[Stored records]
────────────────────────────────────────

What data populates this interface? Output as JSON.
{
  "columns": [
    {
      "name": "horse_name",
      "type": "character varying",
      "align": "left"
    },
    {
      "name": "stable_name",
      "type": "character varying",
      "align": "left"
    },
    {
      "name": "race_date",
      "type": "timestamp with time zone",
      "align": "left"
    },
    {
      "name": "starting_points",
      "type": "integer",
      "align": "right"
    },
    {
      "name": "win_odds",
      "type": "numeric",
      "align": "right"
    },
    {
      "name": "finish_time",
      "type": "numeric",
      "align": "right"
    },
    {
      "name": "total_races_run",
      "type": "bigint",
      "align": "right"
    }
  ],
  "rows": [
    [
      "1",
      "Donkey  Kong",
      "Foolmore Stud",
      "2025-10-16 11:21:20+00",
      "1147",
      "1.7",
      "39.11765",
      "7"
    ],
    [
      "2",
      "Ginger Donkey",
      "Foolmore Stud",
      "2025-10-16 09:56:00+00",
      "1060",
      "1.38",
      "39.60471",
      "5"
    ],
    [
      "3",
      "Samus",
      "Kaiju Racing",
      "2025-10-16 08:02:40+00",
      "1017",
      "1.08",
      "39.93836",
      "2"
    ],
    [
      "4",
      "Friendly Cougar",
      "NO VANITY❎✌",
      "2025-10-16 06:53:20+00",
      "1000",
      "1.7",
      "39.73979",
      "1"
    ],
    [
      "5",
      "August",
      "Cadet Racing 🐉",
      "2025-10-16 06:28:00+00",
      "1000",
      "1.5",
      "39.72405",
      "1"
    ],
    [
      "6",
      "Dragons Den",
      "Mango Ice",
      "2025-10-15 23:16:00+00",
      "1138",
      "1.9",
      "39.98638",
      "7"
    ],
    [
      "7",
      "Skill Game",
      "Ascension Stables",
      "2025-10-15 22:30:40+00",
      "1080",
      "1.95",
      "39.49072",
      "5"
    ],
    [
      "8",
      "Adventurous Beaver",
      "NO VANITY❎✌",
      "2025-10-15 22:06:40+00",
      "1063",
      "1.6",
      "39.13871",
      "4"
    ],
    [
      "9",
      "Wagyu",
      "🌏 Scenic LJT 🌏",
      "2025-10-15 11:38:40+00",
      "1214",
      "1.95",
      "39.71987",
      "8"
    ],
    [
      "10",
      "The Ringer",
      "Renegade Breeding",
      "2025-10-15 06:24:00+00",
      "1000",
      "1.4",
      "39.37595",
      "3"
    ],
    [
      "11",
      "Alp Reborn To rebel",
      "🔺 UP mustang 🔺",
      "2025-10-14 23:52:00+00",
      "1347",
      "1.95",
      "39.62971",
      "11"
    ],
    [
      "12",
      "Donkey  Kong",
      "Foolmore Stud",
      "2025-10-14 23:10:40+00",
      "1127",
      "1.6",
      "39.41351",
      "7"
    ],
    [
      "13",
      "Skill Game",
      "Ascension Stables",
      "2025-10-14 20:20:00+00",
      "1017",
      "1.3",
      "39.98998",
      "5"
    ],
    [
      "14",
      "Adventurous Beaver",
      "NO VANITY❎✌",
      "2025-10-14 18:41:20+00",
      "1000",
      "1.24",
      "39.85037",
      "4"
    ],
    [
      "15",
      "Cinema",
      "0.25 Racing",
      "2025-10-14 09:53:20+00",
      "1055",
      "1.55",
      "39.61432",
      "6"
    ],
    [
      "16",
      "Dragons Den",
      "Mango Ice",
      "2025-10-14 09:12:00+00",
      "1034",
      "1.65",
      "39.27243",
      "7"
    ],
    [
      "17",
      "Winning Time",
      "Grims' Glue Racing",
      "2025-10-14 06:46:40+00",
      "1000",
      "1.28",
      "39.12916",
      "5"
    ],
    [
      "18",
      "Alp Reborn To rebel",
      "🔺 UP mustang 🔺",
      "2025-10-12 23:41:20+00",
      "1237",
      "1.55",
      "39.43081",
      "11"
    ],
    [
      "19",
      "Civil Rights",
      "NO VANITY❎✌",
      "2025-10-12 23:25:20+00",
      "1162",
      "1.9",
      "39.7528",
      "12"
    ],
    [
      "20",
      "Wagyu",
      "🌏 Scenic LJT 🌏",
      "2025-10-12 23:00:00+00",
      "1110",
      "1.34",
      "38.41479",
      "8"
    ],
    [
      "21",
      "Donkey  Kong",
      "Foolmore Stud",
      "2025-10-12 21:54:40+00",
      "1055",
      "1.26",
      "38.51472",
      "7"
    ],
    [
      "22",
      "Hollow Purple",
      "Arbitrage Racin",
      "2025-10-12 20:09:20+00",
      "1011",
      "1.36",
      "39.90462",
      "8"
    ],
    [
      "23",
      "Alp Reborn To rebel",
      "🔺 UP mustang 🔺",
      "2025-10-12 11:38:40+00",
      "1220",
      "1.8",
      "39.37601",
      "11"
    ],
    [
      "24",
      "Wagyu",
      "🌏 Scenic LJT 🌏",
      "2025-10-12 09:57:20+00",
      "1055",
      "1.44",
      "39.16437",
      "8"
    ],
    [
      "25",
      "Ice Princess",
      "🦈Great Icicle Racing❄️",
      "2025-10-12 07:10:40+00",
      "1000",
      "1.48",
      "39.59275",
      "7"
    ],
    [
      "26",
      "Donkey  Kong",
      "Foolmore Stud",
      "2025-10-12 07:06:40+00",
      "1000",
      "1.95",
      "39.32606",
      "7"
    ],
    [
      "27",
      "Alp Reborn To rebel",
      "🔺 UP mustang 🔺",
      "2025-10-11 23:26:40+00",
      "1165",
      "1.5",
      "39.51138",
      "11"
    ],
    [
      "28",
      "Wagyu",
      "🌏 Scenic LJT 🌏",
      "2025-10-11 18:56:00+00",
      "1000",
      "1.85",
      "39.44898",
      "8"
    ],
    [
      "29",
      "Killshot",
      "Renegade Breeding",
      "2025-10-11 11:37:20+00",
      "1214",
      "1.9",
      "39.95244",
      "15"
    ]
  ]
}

────────────────────────────────────────

▶ [WRITTEN EXERCISE]:
All of the entries should be written out again exactly.

▶ [PROBLEM SOLUTION]:
What data populates this interface? Output as JSON.
{
  "columns": [
    {
      "name": "horse_name",
      "type": "character varying",
      "align": "left"
    },
    {
      "name": "stable_name",
      "type": "character varying",
      "align": "left"
    },
    {
      "name": "race_date",
      "type": "timestamp with time zone",
      "align": "left"
    },
    {
      "name": "starting_points",
      "type": "integer",
      "align": "right"
    },
    {
      "name": "win_odds",
      "type": "numeric",
      "align": "right"
    },
    {
      "name": "finish_time",
      "type": "numeric",
      "align": "right"
    },
    {
      "name": "total_races_run",
      "type": "bigint",
      "align": "right"
    }
  ],
  "rows": [
    [
      "1",
      "Donkey  Kong",
      "Foolmore Stud",
      "2025-10-16 11:21:20+00",
      "1147",
      "1.7",
      "39.11765",
      "7"
    ],
    [
      "2",
      "Ginger Donkey",
      "Foolmore Stud",
      "2025-10-16 09:56:00+00",
      "1060",
      "1.38",
      "39.60471",
      "5"
    ],
    [
      "3",
      "Samus",
      "Kaiju Racing",
      "2025-10-16 08:02:40+00",
      "1017",
      "1.08",
      "39.93836",
      "2"
    ],
    [
      "4",
      "Friendly Cougar",
      "NO VANITY❎✌",
      "2025-10-16 06:53:20+00",
      "1000",
      "1.7",
      "39.73979",
      "1"
    ],
    [
      "5",
      "August",
      "Cadet Racing 🐉",
      "2025-10-16 06:28:00+00",
      "1000",
      "1.5",
      "39.72405",
      "1"
    ],
    [
      "6",
      "Dragons Den",
      "Mango Ice",
      "2025-10-15 23:16:00+00",
      "1138",
      "1.9",
      "39.98638",
      "7"
    ],
    [
      "7",
      "Skill Game",
      "Ascension Stables",
      "2025-10-15 22:30:40+00",
      "1080",
      "1.95",
      "39.49072",
      "5"
    ],
    [
      "8",
      "Adventurous Beaver",
      "NO VANITY❎✌",
      "2025-10-15 22:06:40+00",
      "1063",
      "1.6",
      "39.13871",
      "4"
    ],
    [
      "9",
      "Wagyu",
      "🌏 Scenic LJT 🌏",
      "2025-10-15 11:38:40+00",
      "1214",
      "1.95",
      "39.71987",
      "8"
    ],
    [
      "10",
      "The Ringer",
      "Renegade Breeding",
      "2025-10-15 06:24:00+00",
      "1000",
      "1.4",
      "39.37595",
      "3"
    ],
    [
      "11",
      "Alp Reborn To rebel",
      "🔺 UP mustang 🔺",
      "2025-10-14 23:52:00+00",
      "1347",
      "1.95",
      "39.62971",
      "11"
    ],
    [
      "12",
      "Donkey  Kong",
      "Foolmore Stud",
      "2025-10-14 23:10:40+00",
      "1127",
      "1.6",
      "39.41351",
      "7"
    ],
    [
      "13",
      "Skill Game",
      "Ascension Stables",
      "2025-10-14 20:20:00+00",
      "1017",
      "1.3",
      "39.98998",
      "5"
    ],
    [
      "14",
      "Adventurous Beaver",
      "NO VANITY❎✌",
      "2025-10-14 18:41:20+00",
      "1000",
      "1.24",
      "39.85037",
      "4"
    ],
    [
      "15",
      "Cinema",
      "0.25 Racing",
      "2025-10-14 09:53:20+00",
      "1055",
      "1.55",
      "39.61432",
      "6"
    ],
    [
      "16",
      "Dragons Den",
      "Mango Ice",
      "2025-10-14 09:12:00+00",
      "1034",
      "1.65",
      "39.27243",
      "7"
    ],
    [
      "17",
      "Winning Time",
      "Grims' Glue Racing",
      "2025-10-14 06:46:40+00",
      "1000",
      "1.28",
      "39.12916",
      "5"
    ],
    [
      "18",
      "Alp Reborn To rebel",
      "🔺 UP mustang 🔺",
      "2025-10-12 23:41:20+00",
      "1237",
      "1.55",
      "39.43081",
      "11"
    ],
    [
      "19",
      "Civil Rights",
      "NO VANITY❎✌",
      "2025-10-12 23:25:20+00",
      "1162",
      "1.9",
      "39.7528",
      "12"
    ],
    [
      "20",
      "Wagyu",
      "🌏 Scenic LJT 🌏",
      "2025-10-12 23:00:00+00",
      "1110",
      "1.34",
      "38.41479",
      "8"
    ],
    [
      "21",
      "Donkey  Kong",
      "Foolmore Stud",
      "2025-10-12 21:54:40+00",
      "1055",
      "1.26",
      "38.51472",
      "7"
    ],
    [
      "22",
      "Hollow Purple",
      "Arbitrage Racin",
      "2025-10-12 20:09:20+00",
      "1011",
      "1.36",
      "39.90462",
      "8"
    ],
    [
      "23",
      "Alp Reborn To rebel",
      "🔺 UP mustang 🔺",
      "2025-10-12 11:38:40+00",
      "1220",
      "1.8",
      "39.37601",
      "11"
    ],
    [
      "24",
      "Wagyu",
      "🌏 Scenic LJT 🌏",
      "2025-10-12 09:57:20+00",
      "1055",
      "1.44",
      "39.16437",
      "8"
    ],
    [
      "25",
      "Ice Princess",
      "🦈Great Icicle Racing❄️",
      "2025-10-12 07:10:40+00",
      "1000",
      "1.48",
      "39.59275",
      "7"
    ],
    [
      "26",
      "Donkey  Kong",
      "Foolmore Stud",
      "2025-10-12 07:06:40+00",
      "1000",
      "1.95",
      "39.32606",
      "7"
    ],
    [
      "27",
      "Alp Reborn To rebel",
      "🔺 UP mustang 🔺",
      "2025-10-11 23:26:40+00",
      "1165",
      "1.5",
      "39.51138",
      "11"
    ],
    [
      "28",
      "Wagyu",
      "🌏 Scenic LJT 🌏",
      "2025-10-11 18:56:00+00",
      "1000",
      "1.85",
      "39.44898",
      "8"
    ],
    [
      "29",
      "Killshot",
      "Renegade Breeding",
      "2025-10-11 11:37:20+00",
      "1214",
      "1.9",
      "39.95244",
      "15"
    ]
  ]
}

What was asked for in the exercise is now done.